### Direction
Extract the complete data exactly as given.
== Records for the exercise
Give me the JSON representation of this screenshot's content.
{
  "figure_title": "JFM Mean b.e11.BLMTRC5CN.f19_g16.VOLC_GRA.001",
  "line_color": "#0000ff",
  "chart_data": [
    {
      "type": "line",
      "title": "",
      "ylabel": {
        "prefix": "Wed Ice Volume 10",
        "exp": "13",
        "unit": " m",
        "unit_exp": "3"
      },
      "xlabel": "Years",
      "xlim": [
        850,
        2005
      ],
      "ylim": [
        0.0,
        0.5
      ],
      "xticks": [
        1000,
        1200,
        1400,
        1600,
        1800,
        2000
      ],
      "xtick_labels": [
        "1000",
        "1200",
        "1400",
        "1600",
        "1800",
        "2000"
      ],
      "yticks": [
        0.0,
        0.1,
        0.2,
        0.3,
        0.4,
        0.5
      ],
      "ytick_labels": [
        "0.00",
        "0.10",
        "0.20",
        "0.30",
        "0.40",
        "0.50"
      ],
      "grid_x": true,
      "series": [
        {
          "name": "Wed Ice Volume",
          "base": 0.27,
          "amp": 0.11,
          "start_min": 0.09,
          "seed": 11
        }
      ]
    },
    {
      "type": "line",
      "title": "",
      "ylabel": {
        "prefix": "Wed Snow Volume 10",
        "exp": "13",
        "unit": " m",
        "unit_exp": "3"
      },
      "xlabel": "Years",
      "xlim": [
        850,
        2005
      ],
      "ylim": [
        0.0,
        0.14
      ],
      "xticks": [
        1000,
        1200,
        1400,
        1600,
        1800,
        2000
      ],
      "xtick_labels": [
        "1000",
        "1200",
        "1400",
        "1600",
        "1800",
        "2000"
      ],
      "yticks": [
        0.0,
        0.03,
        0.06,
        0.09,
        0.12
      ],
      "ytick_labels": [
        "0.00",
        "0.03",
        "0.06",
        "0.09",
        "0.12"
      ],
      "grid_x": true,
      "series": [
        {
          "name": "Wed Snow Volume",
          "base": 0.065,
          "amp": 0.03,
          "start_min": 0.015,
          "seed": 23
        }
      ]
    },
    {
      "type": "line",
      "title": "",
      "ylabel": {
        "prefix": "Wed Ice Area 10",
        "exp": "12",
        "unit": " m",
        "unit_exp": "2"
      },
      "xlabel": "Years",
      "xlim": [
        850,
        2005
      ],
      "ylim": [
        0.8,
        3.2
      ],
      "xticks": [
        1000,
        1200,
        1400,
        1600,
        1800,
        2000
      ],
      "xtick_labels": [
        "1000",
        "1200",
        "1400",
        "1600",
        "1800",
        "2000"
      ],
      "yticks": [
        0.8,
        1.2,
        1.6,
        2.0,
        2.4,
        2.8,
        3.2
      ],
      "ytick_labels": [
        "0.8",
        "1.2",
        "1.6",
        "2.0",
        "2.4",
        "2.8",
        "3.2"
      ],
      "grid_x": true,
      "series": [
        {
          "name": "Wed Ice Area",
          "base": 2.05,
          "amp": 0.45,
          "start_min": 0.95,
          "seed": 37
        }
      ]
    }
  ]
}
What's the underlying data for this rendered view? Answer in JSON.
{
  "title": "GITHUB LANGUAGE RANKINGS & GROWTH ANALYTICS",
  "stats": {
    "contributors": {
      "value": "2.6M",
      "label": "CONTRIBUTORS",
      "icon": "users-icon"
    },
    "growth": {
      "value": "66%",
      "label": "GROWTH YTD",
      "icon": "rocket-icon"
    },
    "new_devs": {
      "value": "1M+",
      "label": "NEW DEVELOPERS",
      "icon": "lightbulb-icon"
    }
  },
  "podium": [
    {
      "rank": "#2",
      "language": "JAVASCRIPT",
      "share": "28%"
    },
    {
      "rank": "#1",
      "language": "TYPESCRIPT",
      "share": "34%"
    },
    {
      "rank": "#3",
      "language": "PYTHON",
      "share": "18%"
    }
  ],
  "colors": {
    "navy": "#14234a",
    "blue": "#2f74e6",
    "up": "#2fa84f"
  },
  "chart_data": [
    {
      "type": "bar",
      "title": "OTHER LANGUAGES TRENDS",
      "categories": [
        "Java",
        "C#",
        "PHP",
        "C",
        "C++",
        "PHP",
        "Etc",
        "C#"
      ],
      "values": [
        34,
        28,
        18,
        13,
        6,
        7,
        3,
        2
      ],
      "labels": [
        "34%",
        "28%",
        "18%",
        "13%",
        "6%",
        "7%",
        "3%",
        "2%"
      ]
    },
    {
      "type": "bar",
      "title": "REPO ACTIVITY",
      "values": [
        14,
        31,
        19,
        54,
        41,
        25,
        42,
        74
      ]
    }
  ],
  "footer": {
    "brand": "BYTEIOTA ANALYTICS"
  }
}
====
### The reply
Give me the JSON representation of this screenshot's content.
{
  "figure_title": "JFM Mean b.e11.BLMTRC5CN.f19_g16.VOLC_GRA.001",
  "line_color": "#0000ff",
  "chart_data": [
    {
      "type": "line",
      "title": "",
      "ylabel": {
        "prefix": "Wed Ice Volume 10",
        "exp": "13",
        "unit": " m",
        "unit_exp": "3"
      },
      "xlabel": "Years",
      "xlim": [
        850,
        2005
      ],
      "ylim": [
        0.0,
        0.5
      ],
      "xticks": [
        1000,
        1200,
        1400,
        1600,
        1800,
        2000
      ],
      "xtick_labels": [
        "1000",
        "1200",
        "1400",
        "1600",
        "1800",
        "2000"
      ],
      "yticks": [
        0.0,
        0.1,
        0.2,
        0.3,
        0.4,
        0.5
      ],
      "ytick_labels": [
        "0.00",
        "0.10",
        "0.20",
        "0.30",
        "0.40",
        "0.50"
      ],
      "grid_x": true,
      "series": [
        {
          "name": "Wed Ice Volume",
          "base": 0.27,
          "amp": 0.11,
          "start_min": 0.09,
          "seed": 11
        }
      ]
    },
    {
      "type": "line",
      "title": "",
      "ylabel": {
        "prefix": "Wed Snow Volume 10",
        "exp": "13",
        "unit": " m",
        "unit_exp": "3"
      },
      "xlabel": "Years",
      "xlim": [
        850,
        2005
      ],
      "ylim": [
        0.0,
        0.14
      ],
      "xticks": [
        1000,
        1200,
        1400,
        1600,
        1800,
        2000
      ],
      "xtick_labels": [
        "1000",
        "1200",
        "1400",
        "1600",
        "1800",
        "2000"
      ],
      "yticks": [
        0.0,
        0.03,
        0.06,
        0.09,
        0.12
      ],
      "ytick_labels": [
        "0.00",
        "0.03",
        "0.06",
        "0.09",
        "0.12"
      ],
      "grid_x": true,
      "series": [
        {
          "name": "Wed Snow Volume",
          "base": 0.065,
          "amp": 0.03,
          "start_min": 0.015,
          "seed": 23
        }
      ]
    },
    {
      "type": "line",
      "title": "",
      "ylabel": {
        "prefix": "Wed Ice Area 10",
        "exp": "12",
        "unit": " m",
        "unit_exp": "2"
      },
      "xlabel": "Years",
      "xlim": [
        850,
        2005
      ],
      "ylim": [
        0.8,
        3.2
      ],
      "xticks": [
        1000,
        1200,
        1400,
        1600,
        1800,
        2000
      ],
      "xtick_labels": [
        "1000",
        "1200",
        "1400",
        "1600",
        "1800",
        "2000"
      ],
      "yticks": [
        0.8,
        1.2,
        1.6,
        2.0,
        2.4,
        2.8,
        3.2
      ],
      "ytick_labels": [
        "0.8",
        "1.2",
        "1.6",
        "2.0",
        "2.4",
        "2.8",
        "3.2"
      ],
      "grid_x": true,
      "series": [
        {
          "name": "Wed Ice Area",
          "base": 2.05,
          "amp": 0.45,
          "start_min": 0.95,
          "seed": 37
        }
      ]
    }
  ]
}
What's the underlying data for this rendered view? Answer in JSON.
{
  "title": "GITHUB LANGUAGE RANKINGS & GROWTH ANALYTICS",
  "stats": {
    "contributors": {
      "value": "2.6M",
      "label": "CONTRIBUTORS",
      "icon": "users-icon"
    },
    "growth": {
      "value": "66%",
      "label": "GROWTH YTD",
      "icon": "rocket-icon"
    },
    "new_devs": {
      "value": "1M+",
      "label": "NEW DEVELOPERS",
      "icon": "lightbulb-icon"
    }
  },
  "podium": [
    {
      "rank": "#2",
      "language": "JAVASCRIPT",
      "share": "28%"
    },
    {
      "rank": "#1",
      "language": "TYPESCRIPT",
      "share": "34%"
    },
    {
      "rank": "#3",
      "language": "PYTHON",
      "share": "18%"
    }
  ],
  "colors": {
    "navy": "#14234a",
    "blue": "#2f74e6",
    "up": "#2fa84f"
  },
  "chart_data": [
    {
      "type": "bar",
      "title": "OTHER LANGUAGES TRENDS",
      "categories": [
        "Java",
        "C#",
        "PHP",
        "C",
        "C++",
        "PHP",
        "Etc",
        "C#"
      ],
      "values": [
        34,
        28,
        18,
        13,
        6,
        7,
        3,
        2
      ],
      "labels": [
        "34%",
        "28%",
        "18%",
        "13%",
        "6%",
        "7%",
        "3%",
        "2%"
      ]
    },
    {
      "type": "bar",
      "title": "REPO ACTIVITY",
      "values": [
        14,
        31,
        19,
        54,
        41,
        25,
        42,
        74
      ]
    }
  ],
  "footer": {
    "brand": "BYTEIOTA ANALYTICS"
  }
}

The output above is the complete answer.